**Dataset extract**
────────────────────────────────────────
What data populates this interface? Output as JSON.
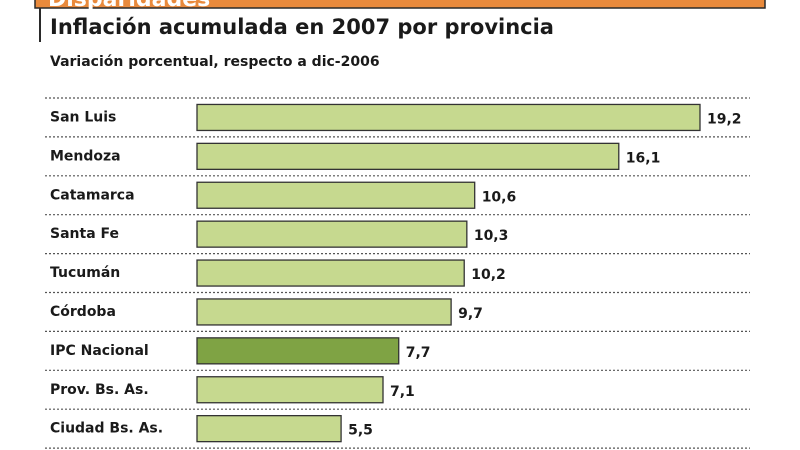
{
  "chart_data": {
    "type": "barh",
    "header": "Disparidades",
    "title": "Inflación acumulada en 2007 por provincia",
    "subtitle": "Variación porcentual, respecto a dic-2006",
    "categories": [
      "San Luis",
      "Mendoza",
      "Catamarca",
      "Santa Fe",
      "Tucumán",
      "Córdoba",
      "IPC Nacional",
      "Prov. Bs. As.",
      "Ciudad Bs. As."
    ],
    "values": [
      19.2,
      16.1,
      10.6,
      10.3,
      10.2,
      9.7,
      7.7,
      7.1,
      5.5
    ],
    "value_labels": [
      "19,2",
      "16,1",
      "10,6",
      "10,3",
      "10,2",
      "9,7",
      "7,7",
      "7,1",
      "5,5"
    ],
    "colors": [
      "#c6d98f",
      "#c6d98f",
      "#c6d98f",
      "#c6d98f",
      "#c6d98f",
      "#c6d98f",
      "#7fa344",
      "#c6d98f",
      "#c6d98f"
    ]
  }
}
────────────────────────────────────────
**Work instructions**
Every record above should be written out again without change, except that the pictures are left out.

**Solution for this task**
What data populates this interface? Output as JSON.
{
  "chart_data": {
    "type": "barh",
    "header": "Disparidades",
    "title": "Inflación acumulada en 2007 por provincia",
    "subtitle": "Variación porcentual, respecto a dic-2006",
    "categories": [
      "San Luis",
      "Mendoza",
      "Catamarca",
      "Santa Fe",
      "Tucumán",
      "Córdoba",
      "IPC Nacional",
      "Prov. Bs. As.",
      "Ciudad Bs. As."
    ],
    "values": [
      19.2,
      16.1,
      10.6,
      10.3,
      10.2,
      9.7,
      7.7,
      7.1,
      5.5
    ],
    "value_labels": [
      "19,2",
      "16,1",
      "10,6",
      "10,3",
      "10,2",
      "9,7",
      "7,7",
      "7,1",
      "5,5"
    ],
    "colors": [
      "#c6d98f",
      "#c6d98f",
      "#c6d98f",
      "#c6d98f",
      "#c6d98f",
      "#c6d98f",
      "#7fa344",
      "#c6d98f",
      "#c6d98f"
    ]
  }
}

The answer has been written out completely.